**EXERCISE PROMPT:**
Each line below must be set down exactly; omit any image you find.

(Collected data)
..............................

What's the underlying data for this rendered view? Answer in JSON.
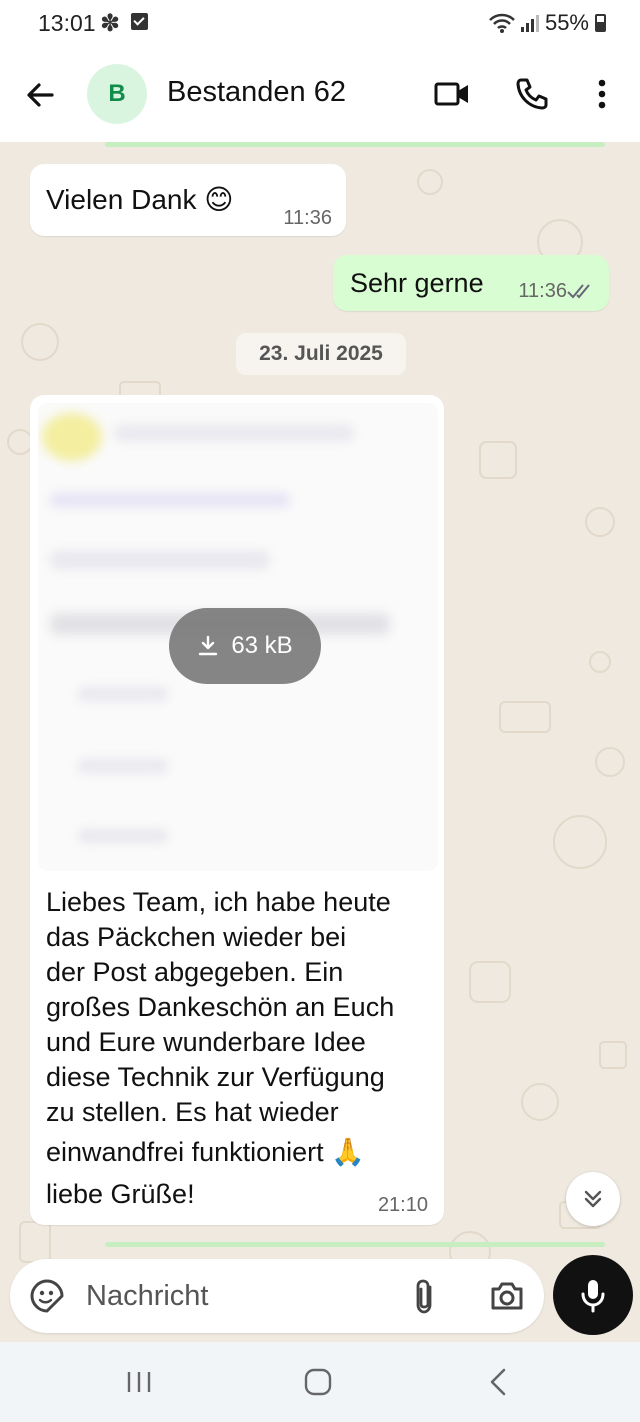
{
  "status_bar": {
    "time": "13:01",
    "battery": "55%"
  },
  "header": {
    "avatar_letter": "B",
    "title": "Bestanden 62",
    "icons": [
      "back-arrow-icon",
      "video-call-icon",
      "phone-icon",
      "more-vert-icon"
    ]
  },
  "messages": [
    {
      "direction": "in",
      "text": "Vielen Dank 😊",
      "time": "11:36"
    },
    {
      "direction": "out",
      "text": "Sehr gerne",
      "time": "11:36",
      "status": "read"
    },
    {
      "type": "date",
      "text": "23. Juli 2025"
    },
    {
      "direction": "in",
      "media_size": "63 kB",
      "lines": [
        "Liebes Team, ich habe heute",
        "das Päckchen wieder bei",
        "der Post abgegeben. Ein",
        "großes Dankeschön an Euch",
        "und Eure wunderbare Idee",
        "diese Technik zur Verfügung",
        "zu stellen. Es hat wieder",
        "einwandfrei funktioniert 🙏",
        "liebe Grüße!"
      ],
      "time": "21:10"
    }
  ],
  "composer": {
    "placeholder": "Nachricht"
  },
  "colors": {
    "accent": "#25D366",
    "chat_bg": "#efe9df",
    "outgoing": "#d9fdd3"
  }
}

..............................

**FINISHED TASK:**
What's the underlying data for this rendered view? Answer in JSON.
{
  "status_bar": {
    "time": "13:01",
    "battery": "55%"
  },
  "header": {
    "avatar_letter": "B",
    "title": "Bestanden 62",
    "icons": [
      "back-arrow-icon",
      "video-call-icon",
      "phone-icon",
      "more-vert-icon"
    ]
  },
  "messages": [
    {
      "direction": "in",
      "text": "Vielen Dank 😊",
      "time": "11:36"
    },
    {
      "direction": "out",
      "text": "Sehr gerne",
      "time": "11:36",
      "status": "read"
    },
    {
      "type": "date",
      "text": "23. Juli 2025"
    },
    {
      "direction": "in",
      "media_size": "63 kB",
      "lines": [
        "Liebes Team, ich habe heute",
        "das Päckchen wieder bei",
        "der Post abgegeben. Ein",
        "großes Dankeschön an Euch",
        "und Eure wunderbare Idee",
        "diese Technik zur Verfügung",
        "zu stellen. Es hat wieder",
        "einwandfrei funktioniert 🙏",
        "liebe Grüße!"
      ],
      "time": "21:10"
    }
  ],
  "composer": {
    "placeholder": "Nachricht"
  },
  "colors": {
    "accent": "#25D366",
    "chat_bg": "#efe9df",
    "outgoing": "#d9fdd3"
  }
}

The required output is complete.